◆ Your task ◆
Write out each record below exactly as it appears, with no pictures.

[Extracted records]
-=-=-

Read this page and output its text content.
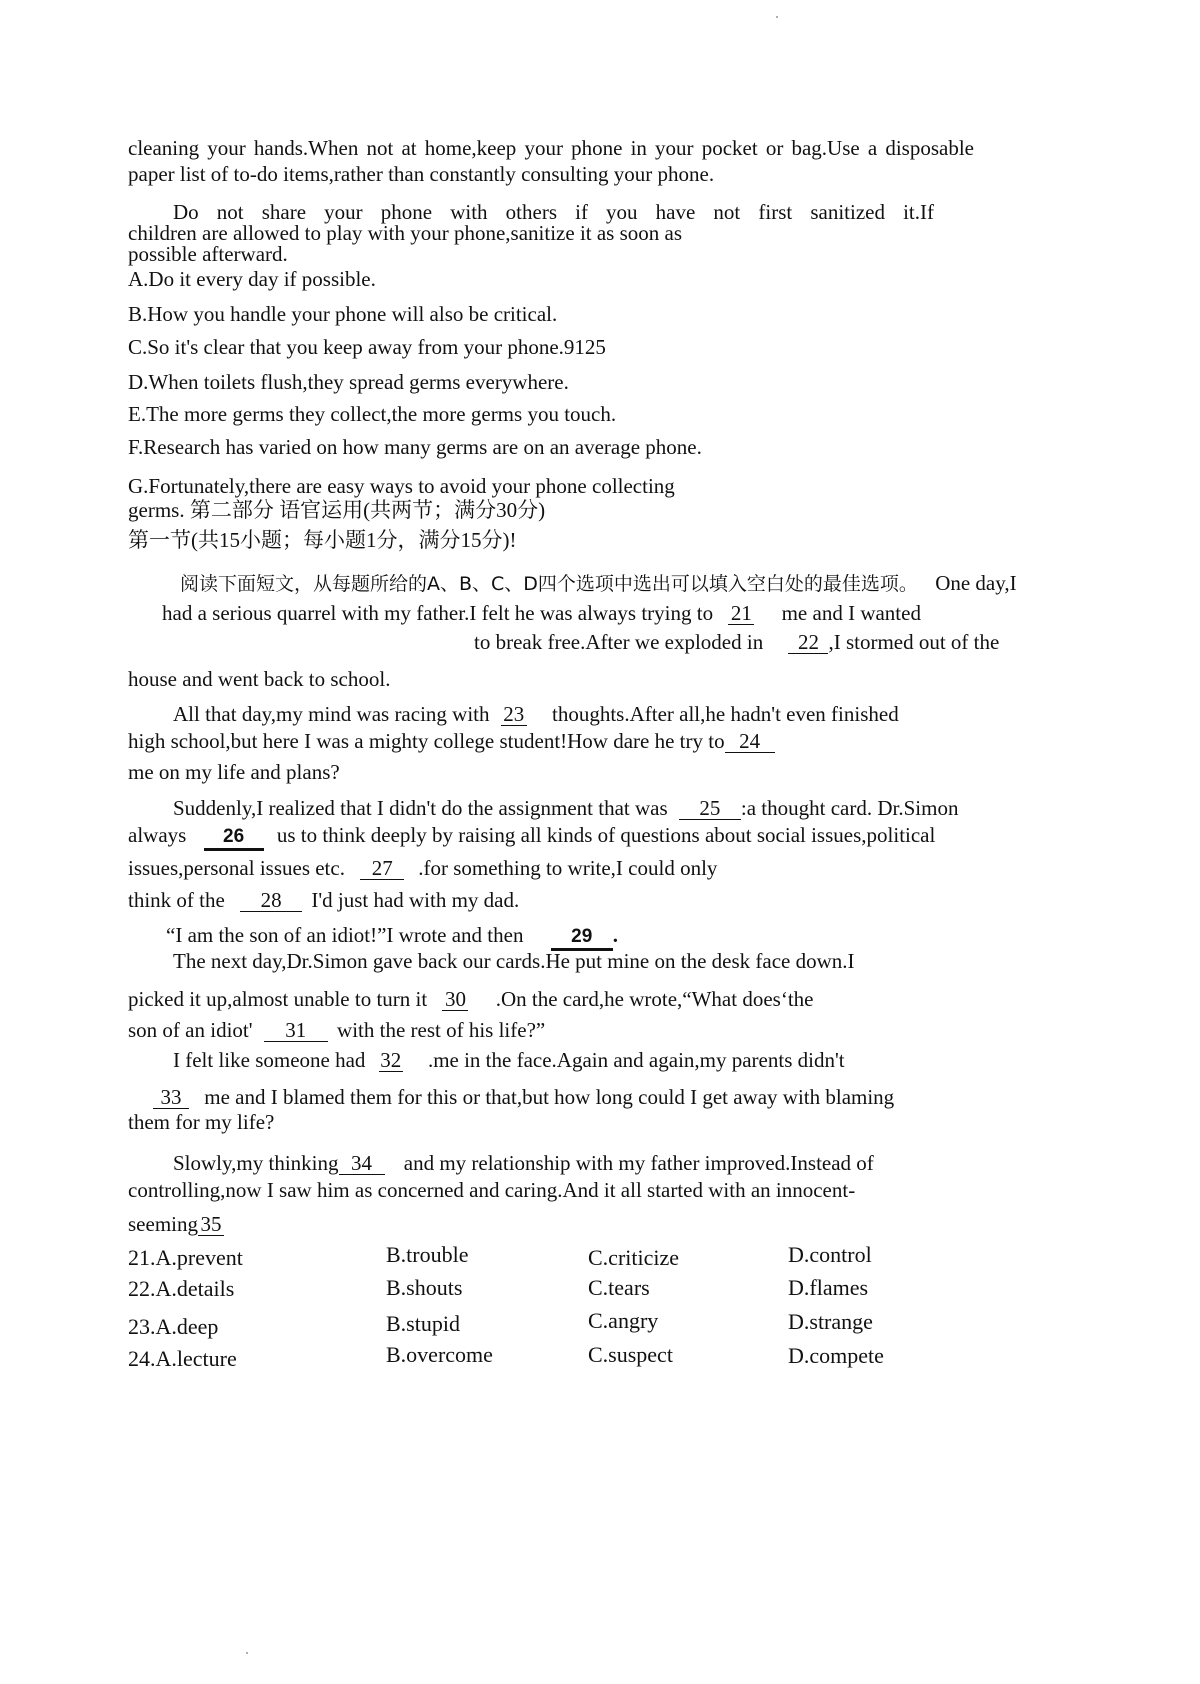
cleaning your hands.When not at home,keep your phone in your pocket or bag.Use a disposable
paper list of to-do items,rather than constantly consulting your phone.
Do not share your phone with others if you have not first sanitized it.If
children are allowed to play with your phone,sanitize it as soon as
possible afterward.
A.Do it every day if possible.
B.How you handle your phone will also be critical.
C.So it's clear that you keep away from your phone.9125
D.When toilets flush,they spread germs everywhere.
E.The more germs they collect,the more germs you touch.
F.Research has varied on how many germs are on an average phone.
G.Fortunately,there are easy ways to avoid your phone collecting
germs. 第二部分 语官运用(共两节；满分30分)
第一节(共15小题；每小题1分，满分15分)!
阅读下面短文，从每题所给的A、B、C、D四个选项中选出可以填入空白处的最佳选项。 One day,I
had a serious quarrel with my father.I felt he was always trying to 21 me and I wanted
to break free.After we exploded in 22 ,I stormed out of the
house and went back to school.
All that day,my mind was racing with 23 thoughts.After all,he hadn't even finished
high school,but here I was a mighty college student!How dare he try to 24
me on my life and plans?
Suddenly,I realized that I didn't do the assignment that was 25 :a thought card. Dr.Simon
always 26 us to think deeply by raising all kinds of questions about social issues,political
issues,personal issues etc. 27 .for something to write,I could only
think of the 28 I'd just had with my dad.
“I am the son of an idiot!”I wrote and then	29 .
The next day,Dr.Simon gave back our cards.He put mine on the desk face down.I
picked it up,almost unable to turn it 30 .On the card,he wrote,“What does‘the
son of an idiot' 31 with the rest of his life?”
I felt like someone had 32 .me in the face.Again and again,my parents didn't
33 me and I blamed them for this or that,but how long could I get away with blaming
them for my life?
Slowly,my thinking 34 and my relationship with my father improved.Instead of
controlling,now I saw him as concerned and caring.And it all started with an innocent-
seeming 35
21.A.prevent	B.trouble	C.criticize	D.control
22.A.details	B.shouts	C.tears	D.flames
23.A.deep	B.stupid	C.angry	D.strange
24.A.lecture	B.overcome	C.suspect	D.compete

-=-=-

◆ Written answer ◆
Read this page and output its text content.
cleaning your hands.When not at home,keep your phone in your pocket or bag.Use a disposable
paper list of to-do items,rather than constantly consulting your phone.
Do not share your phone with others if you have not first sanitized it.If
children are allowed to play with your phone,sanitize it as soon as
possible afterward.
A.Do it every day if possible.
B.How you handle your phone will also be critical.
C.So it's clear that you keep away from your phone.9125
D.When toilets flush,they spread germs everywhere.
E.The more germs they collect,the more germs you touch.
F.Research has varied on how many germs are on an average phone.
G.Fortunately,there are easy ways to avoid your phone collecting
germs. 第二部分 语官运用(共两节；满分30分)
第一节(共15小题；每小题1分，满分15分)!
阅读下面短文，从每题所给的A、B、C、D四个选项中选出可以填入空白处的最佳选项。 One day,I
had a serious quarrel with my father.I felt he was always trying to 21 me and I wanted
to break free.After we exploded in 22 ,I stormed out of the
house and went back to school.
All that day,my mind was racing with 23 thoughts.After all,he hadn't even finished
high school,but here I was a mighty college student!How dare he try to 24
me on my life and plans?
Suddenly,I realized that I didn't do the assignment that was 25 :a thought card. Dr.Simon
always 26 us to think deeply by raising all kinds of questions about social issues,political
issues,personal issues etc. 27 .for something to write,I could only
think of the 28 I'd just had with my dad.
“I am the son of an idiot!”I wrote and then	29 .
The next day,Dr.Simon gave back our cards.He put mine on the desk face down.I
picked it up,almost unable to turn it 30 .On the card,he wrote,“What does‘the
son of an idiot' 31 with the rest of his life?”
I felt like someone had 32 .me in the face.Again and again,my parents didn't
33 me and I blamed them for this or that,but how long could I get away with blaming
them for my life?
Slowly,my thinking 34 and my relationship with my father improved.Instead of
controlling,now I saw him as concerned and caring.And it all started with an innocent-
seeming 35
21.A.prevent	B.trouble	C.criticize	D.control
22.A.details	B.shouts	C.tears	D.flames
23.A.deep	B.stupid	C.angry	D.strange
24.A.lecture	B.overcome	C.suspect	D.compete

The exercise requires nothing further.